----- Dataset content -----
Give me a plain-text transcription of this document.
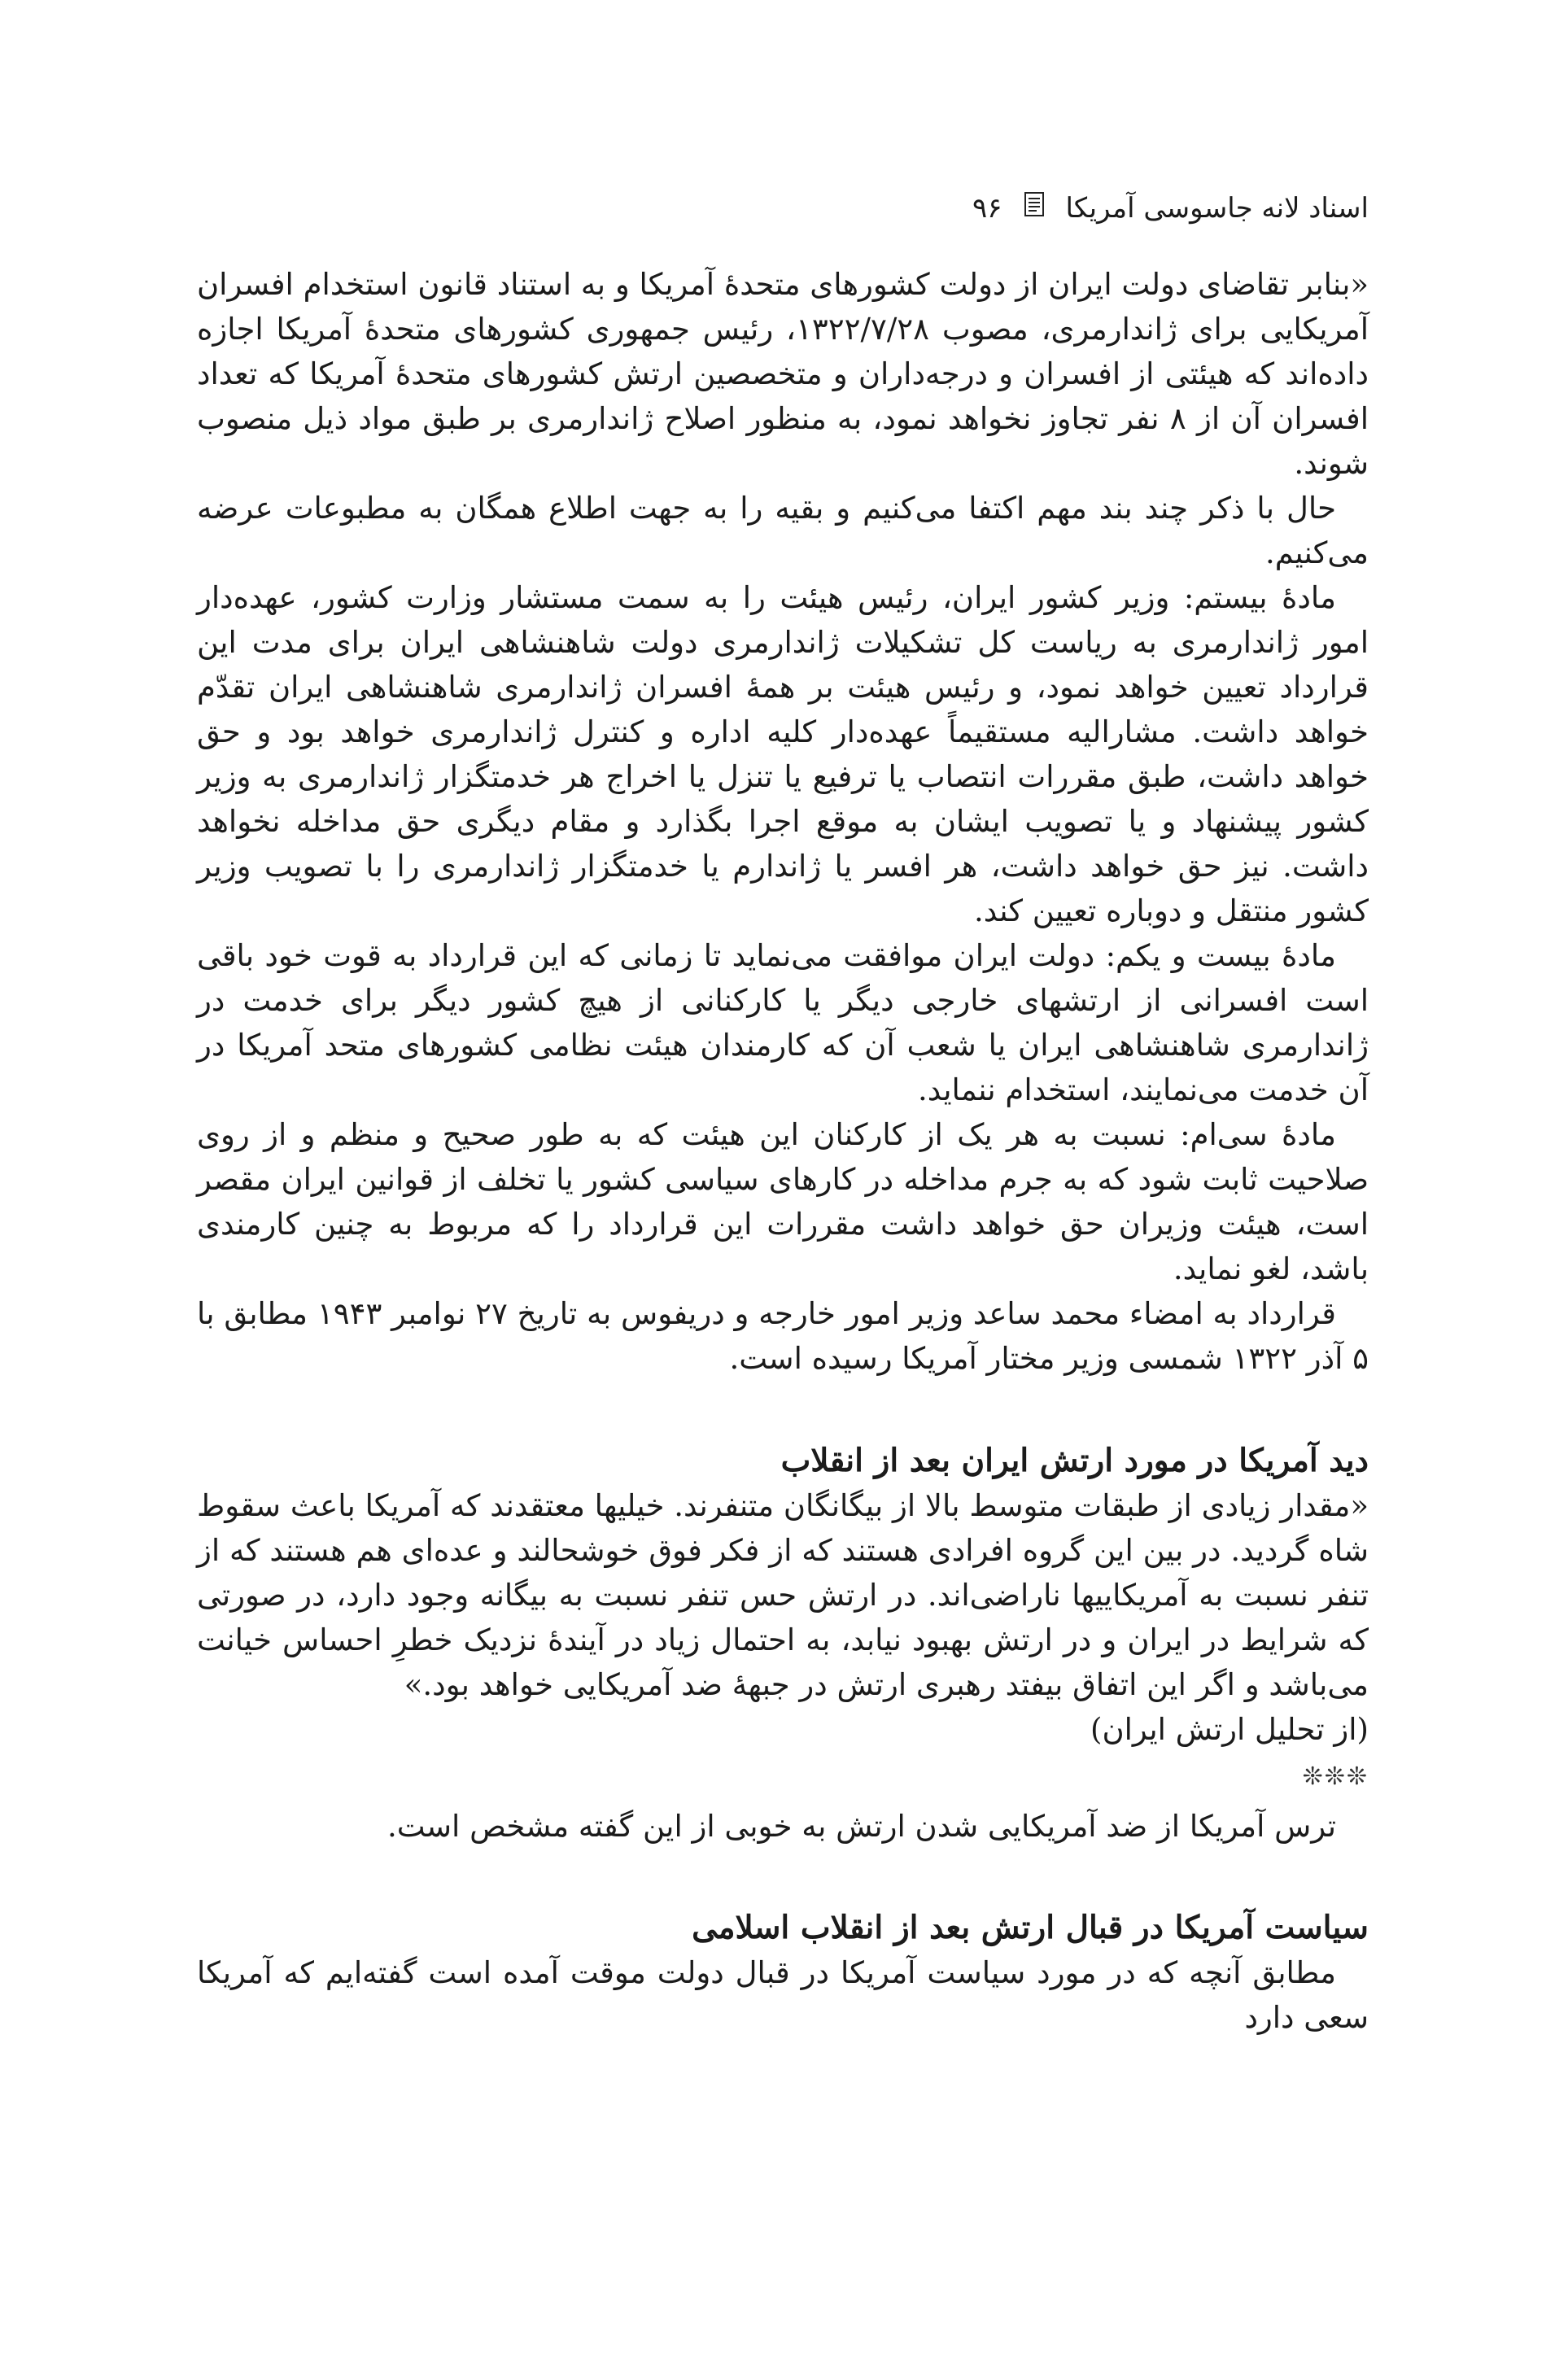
اسناد لانه جاسوسی آمریکا
۹۶

«بنابر تقاضای دولت ایران از دولت کشورهای متحدهٔ آمریکا و به استناد قانون استخدام افسران آمریکایی برای ژاندارمری، مصوب ۱۳۲۲/۷/۲۸، رئیس جمهوری کشورهای متحدهٔ آمریکا اجازه داده‌اند که هیئتی از افسران و درجه‌داران و متخصصین ارتش کشورهای متحدهٔ آمریکا که تعداد افسران آن از ۸ نفر تجاوز نخواهد نمود، به منظور اصلاح ژاندارمری بر طبق مواد ذیل منصوب شوند.

حال با ذکر چند بند مهم اکتفا می‌کنیم و بقیه را به جهت اطلاع همگان به مطبوعات عرضه می‌کنیم.

مادهٔ بیستم: وزیر کشور ایران، رئیس هیئت را به سمت مستشار وزارت کشور، عهده‌دار امور ژاندارمری به ریاست کل تشکیلات ژاندارمری دولت شاهنشاهی ایران برای مدت این قرارداد تعیین خواهد نمود، و رئیس هیئت بر همهٔ افسران ژاندارمری شاهنشاهی ایران تقدّم خواهد داشت. مشارالیه مستقیماً عهده‌دار کلیه اداره و کنترل ژاندارمری خواهد بود و حق خواهد داشت، طبق مقررات انتصاب یا ترفیع یا تنزل یا اخراج هر خدمتگزار ژاندارمری به وزیر کشور پیشنهاد و یا تصویب ایشان به موقع اجرا بگذارد و مقام دیگری حق مداخله نخواهد داشت. نیز حق خواهد داشت، هر افسر یا ژاندارم یا خدمتگزار ژاندارمری را با تصویب وزیر کشور منتقل و دوباره تعیین کند.

مادهٔ بیست و یکم: دولت ایران موافقت می‌نماید تا زمانی که این قرارداد به قوت خود باقی است افسرانی از ارتشهای خارجی دیگر یا کارکنانی از هیچ کشور دیگر برای خدمت در ژاندارمری شاهنشاهی ایران یا شعب آن که کارمندان هیئت نظامی کشورهای متحد آمریکا در آن خدمت می‌نمایند، استخدام ننماید.

مادهٔ سی‌ام: نسبت به هر یک از کارکنان این هیئت که به طور صحیح و منظم و از روی صلاحیت ثابت شود که به جرم مداخله در کارهای سیاسی کشور یا تخلف از قوانین ایران مقصر است، هیئت وزیران حق خواهد داشت مقررات این قرارداد را که مربوط به چنین کارمندی باشد، لغو نماید.

قرارداد به امضاء محمد ساعد وزیر امور خارجه و دریفوس به تاریخ ۲۷ نوامبر ۱۹۴۳ مطابق با ۵ آذر ۱۳۲۲ شمسی وزیر مختار آمریکا رسیده است.

دید آمریکا در مورد ارتش ایران بعد از انقلاب

«مقدار زیادی از طبقات متوسط بالا از بیگانگان متنفرند. خیلیها معتقدند که آمریکا باعث سقوط شاه گردید. در بین این گروه افرادی هستند که از فکر فوق خوشحالند و عده‌ای هم هستند که از تنفر نسبت به آمریکاییها ناراضی‌اند. در ارتش حس تنفر نسبت به بیگانه وجود دارد، در صورتی که شرایط در ایران و در ارتش بهبود نیابد، به احتمال زیاد در آیندهٔ نزدیک خطرِ احساس خیانت می‌باشد و اگر این اتفاق بیفتد رهبری ارتش در جبههٔ ضد آمریکایی خواهد بود.»

(از تحلیل ارتش ایران)

❊❊❊

ترس آمریکا از ضد آمریکایی شدن ارتش به خوبی از این گفته مشخص است.

سیاست آمریکا در قبال ارتش بعد از انقلاب اسلامی

مطابق آنچه که در مورد سیاست آمریکا در قبال دولت موقت آمده است گفته‌ایم که آمریکا سعی دارد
-----
Work to complete – Quote everything in the listing above exactly; pictures are the only thing to omit.

Result of the task –
Give me a plain-text transcription of this document.
اسناد لانه جاسوسی آمریکا
۹۶

«بنابر تقاضای دولت ایران از دولت کشورهای متحدهٔ آمریکا و به استناد قانون استخدام افسران آمریکایی برای ژاندارمری، مصوب ۱۳۲۲/۷/۲۸، رئیس جمهوری کشورهای متحدهٔ آمریکا اجازه داده‌اند که هیئتی از افسران و درجه‌داران و متخصصین ارتش کشورهای متحدهٔ آمریکا که تعداد افسران آن از ۸ نفر تجاوز نخواهد نمود، به منظور اصلاح ژاندارمری بر طبق مواد ذیل منصوب شوند.

حال با ذکر چند بند مهم اکتفا می‌کنیم و بقیه را به جهت اطلاع همگان به مطبوعات عرضه می‌کنیم.

مادهٔ بیستم: وزیر کشور ایران، رئیس هیئت را به سمت مستشار وزارت کشور، عهده‌دار امور ژاندارمری به ریاست کل تشکیلات ژاندارمری دولت شاهنشاهی ایران برای مدت این قرارداد تعیین خواهد نمود، و رئیس هیئت بر همهٔ افسران ژاندارمری شاهنشاهی ایران تقدّم خواهد داشت. مشارالیه مستقیماً عهده‌دار کلیه اداره و کنترل ژاندارمری خواهد بود و حق خواهد داشت، طبق مقررات انتصاب یا ترفیع یا تنزل یا اخراج هر خدمتگزار ژاندارمری به وزیر کشور پیشنهاد و یا تصویب ایشان به موقع اجرا بگذارد و مقام دیگری حق مداخله نخواهد داشت. نیز حق خواهد داشت، هر افسر یا ژاندارم یا خدمتگزار ژاندارمری را با تصویب وزیر کشور منتقل و دوباره تعیین کند.

مادهٔ بیست و یکم: دولت ایران موافقت می‌نماید تا زمانی که این قرارداد به قوت خود باقی است افسرانی از ارتشهای خارجی دیگر یا کارکنانی از هیچ کشور دیگر برای خدمت در ژاندارمری شاهنشاهی ایران یا شعب آن که کارمندان هیئت نظامی کشورهای متحد آمریکا در آن خدمت می‌نمایند، استخدام ننماید.

مادهٔ سی‌ام: نسبت به هر یک از کارکنان این هیئت که به طور صحیح و منظم و از روی صلاحیت ثابت شود که به جرم مداخله در کارهای سیاسی کشور یا تخلف از قوانین ایران مقصر است، هیئت وزیران حق خواهد داشت مقررات این قرارداد را که مربوط به چنین کارمندی باشد، لغو نماید.

قرارداد به امضاء محمد ساعد وزیر امور خارجه و دریفوس به تاریخ ۲۷ نوامبر ۱۹۴۳ مطابق با ۵ آذر ۱۳۲۲ شمسی وزیر مختار آمریکا رسیده است.

دید آمریکا در مورد ارتش ایران بعد از انقلاب

«مقدار زیادی از طبقات متوسط بالا از بیگانگان متنفرند. خیلیها معتقدند که آمریکا باعث سقوط شاه گردید. در بین این گروه افرادی هستند که از فکر فوق خوشحالند و عده‌ای هم هستند که از تنفر نسبت به آمریکاییها ناراضی‌اند. در ارتش حس تنفر نسبت به بیگانه وجود دارد، در صورتی که شرایط در ایران و در ارتش بهبود نیابد، به احتمال زیاد در آیندهٔ نزدیک خطرِ احساس خیانت می‌باشد و اگر این اتفاق بیفتد رهبری ارتش در جبههٔ ضد آمریکایی خواهد بود.»

(از تحلیل ارتش ایران)

❊❊❊

ترس آمریکا از ضد آمریکایی شدن ارتش به خوبی از این گفته مشخص است.

سیاست آمریکا در قبال ارتش بعد از انقلاب اسلامی

مطابق آنچه که در مورد سیاست آمریکا در قبال دولت موقت آمده است گفته‌ایم که آمریکا سعی دارد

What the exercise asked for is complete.